------ SOURCE MATERIAL ------

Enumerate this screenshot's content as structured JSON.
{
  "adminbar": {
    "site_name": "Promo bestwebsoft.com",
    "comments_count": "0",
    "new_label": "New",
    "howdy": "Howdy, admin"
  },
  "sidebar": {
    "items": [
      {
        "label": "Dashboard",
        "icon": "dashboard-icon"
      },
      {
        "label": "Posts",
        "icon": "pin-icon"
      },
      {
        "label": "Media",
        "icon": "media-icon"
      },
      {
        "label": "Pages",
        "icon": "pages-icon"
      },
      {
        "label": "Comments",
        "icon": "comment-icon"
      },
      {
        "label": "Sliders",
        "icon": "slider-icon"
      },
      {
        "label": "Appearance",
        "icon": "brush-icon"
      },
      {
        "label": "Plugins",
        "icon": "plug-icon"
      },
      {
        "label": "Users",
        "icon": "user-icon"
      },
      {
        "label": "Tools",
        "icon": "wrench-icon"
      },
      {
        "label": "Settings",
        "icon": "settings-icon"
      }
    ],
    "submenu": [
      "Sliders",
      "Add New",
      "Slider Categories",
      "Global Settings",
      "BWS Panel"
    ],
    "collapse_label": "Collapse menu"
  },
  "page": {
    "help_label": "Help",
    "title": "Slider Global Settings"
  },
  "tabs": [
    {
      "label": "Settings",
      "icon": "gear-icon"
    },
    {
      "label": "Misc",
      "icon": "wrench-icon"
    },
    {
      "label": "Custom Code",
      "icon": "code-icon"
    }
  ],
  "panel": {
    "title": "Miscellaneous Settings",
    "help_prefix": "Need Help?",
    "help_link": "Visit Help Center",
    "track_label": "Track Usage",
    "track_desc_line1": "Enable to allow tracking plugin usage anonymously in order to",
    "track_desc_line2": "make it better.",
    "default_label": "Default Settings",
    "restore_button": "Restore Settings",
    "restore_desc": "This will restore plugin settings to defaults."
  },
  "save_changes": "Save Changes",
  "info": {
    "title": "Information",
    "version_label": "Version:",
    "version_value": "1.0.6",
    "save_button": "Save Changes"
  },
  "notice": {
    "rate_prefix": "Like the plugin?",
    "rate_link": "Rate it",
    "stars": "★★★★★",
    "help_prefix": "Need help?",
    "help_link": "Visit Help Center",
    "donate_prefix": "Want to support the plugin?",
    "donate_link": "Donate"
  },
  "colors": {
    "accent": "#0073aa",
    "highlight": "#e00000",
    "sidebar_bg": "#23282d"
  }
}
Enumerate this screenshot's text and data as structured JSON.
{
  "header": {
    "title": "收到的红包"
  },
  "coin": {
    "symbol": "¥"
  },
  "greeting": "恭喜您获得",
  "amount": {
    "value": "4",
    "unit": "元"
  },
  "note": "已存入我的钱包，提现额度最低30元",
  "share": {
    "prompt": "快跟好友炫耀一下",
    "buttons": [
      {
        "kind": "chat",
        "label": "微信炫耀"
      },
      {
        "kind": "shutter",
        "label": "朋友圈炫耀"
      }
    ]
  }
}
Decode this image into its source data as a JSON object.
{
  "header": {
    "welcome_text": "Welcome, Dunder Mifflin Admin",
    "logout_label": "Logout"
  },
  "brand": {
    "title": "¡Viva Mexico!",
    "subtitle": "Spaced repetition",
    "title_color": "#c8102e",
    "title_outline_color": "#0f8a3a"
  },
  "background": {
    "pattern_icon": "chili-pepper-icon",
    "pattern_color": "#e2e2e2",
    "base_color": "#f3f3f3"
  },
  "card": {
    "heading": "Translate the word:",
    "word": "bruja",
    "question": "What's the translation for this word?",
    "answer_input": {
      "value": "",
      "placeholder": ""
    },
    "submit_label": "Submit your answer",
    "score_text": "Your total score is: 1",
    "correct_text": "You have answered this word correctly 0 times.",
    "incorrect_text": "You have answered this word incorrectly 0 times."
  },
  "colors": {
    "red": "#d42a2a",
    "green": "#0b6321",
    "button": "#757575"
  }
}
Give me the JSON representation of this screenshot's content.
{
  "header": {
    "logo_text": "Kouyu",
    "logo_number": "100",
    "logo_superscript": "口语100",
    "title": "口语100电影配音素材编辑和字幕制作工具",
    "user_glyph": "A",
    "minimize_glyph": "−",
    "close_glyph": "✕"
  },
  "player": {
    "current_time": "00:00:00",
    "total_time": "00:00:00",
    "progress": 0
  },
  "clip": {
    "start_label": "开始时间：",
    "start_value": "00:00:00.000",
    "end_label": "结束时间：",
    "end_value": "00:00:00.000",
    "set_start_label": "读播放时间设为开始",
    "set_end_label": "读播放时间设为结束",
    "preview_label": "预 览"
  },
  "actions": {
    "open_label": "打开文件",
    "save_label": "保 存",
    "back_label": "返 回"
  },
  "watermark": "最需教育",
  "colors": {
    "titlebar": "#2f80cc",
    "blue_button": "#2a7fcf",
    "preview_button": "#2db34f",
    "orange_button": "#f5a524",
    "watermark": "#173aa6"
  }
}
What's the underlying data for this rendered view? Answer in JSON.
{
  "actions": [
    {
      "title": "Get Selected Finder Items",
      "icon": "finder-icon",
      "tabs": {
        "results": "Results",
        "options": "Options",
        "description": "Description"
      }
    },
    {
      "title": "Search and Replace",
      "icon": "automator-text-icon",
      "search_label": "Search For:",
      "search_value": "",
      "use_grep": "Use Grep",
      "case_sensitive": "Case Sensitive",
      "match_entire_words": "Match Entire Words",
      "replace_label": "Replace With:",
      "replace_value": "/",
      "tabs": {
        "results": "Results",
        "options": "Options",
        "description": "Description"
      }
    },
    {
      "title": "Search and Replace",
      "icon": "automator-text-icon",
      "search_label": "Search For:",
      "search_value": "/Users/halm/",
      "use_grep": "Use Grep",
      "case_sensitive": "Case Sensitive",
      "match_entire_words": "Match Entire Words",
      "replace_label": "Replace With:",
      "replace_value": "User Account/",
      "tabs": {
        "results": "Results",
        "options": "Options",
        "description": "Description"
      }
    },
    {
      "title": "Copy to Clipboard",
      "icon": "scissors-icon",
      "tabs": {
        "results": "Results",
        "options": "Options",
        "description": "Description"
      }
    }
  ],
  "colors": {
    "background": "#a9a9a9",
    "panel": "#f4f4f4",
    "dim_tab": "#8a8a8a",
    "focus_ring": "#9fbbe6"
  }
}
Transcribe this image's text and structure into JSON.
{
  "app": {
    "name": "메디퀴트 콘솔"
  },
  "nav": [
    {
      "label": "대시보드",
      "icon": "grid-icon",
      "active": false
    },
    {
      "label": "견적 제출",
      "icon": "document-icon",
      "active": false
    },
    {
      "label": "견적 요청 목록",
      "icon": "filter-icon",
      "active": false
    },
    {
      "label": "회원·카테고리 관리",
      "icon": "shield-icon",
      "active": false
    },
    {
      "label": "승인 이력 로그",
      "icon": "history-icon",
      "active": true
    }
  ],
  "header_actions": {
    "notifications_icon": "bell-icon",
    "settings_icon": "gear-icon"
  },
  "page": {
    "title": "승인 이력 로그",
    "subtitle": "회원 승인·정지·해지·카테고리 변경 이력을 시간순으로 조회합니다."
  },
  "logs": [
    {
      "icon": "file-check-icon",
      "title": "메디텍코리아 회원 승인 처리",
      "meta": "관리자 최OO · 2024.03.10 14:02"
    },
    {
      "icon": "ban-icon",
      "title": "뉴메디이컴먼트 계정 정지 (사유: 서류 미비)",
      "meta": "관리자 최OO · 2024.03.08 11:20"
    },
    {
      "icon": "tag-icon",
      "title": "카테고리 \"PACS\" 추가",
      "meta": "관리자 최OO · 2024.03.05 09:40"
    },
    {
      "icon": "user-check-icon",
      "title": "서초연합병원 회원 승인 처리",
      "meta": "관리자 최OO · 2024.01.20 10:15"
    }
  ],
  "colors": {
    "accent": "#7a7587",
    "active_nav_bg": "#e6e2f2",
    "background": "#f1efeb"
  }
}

------

◆ SHORT PROBLEM ◆
Show the lines from the data above that contain the string "check".

◆ TASK OUTPUT ◆
      "icon": "file-check-icon",
      "icon": "user-check-icon",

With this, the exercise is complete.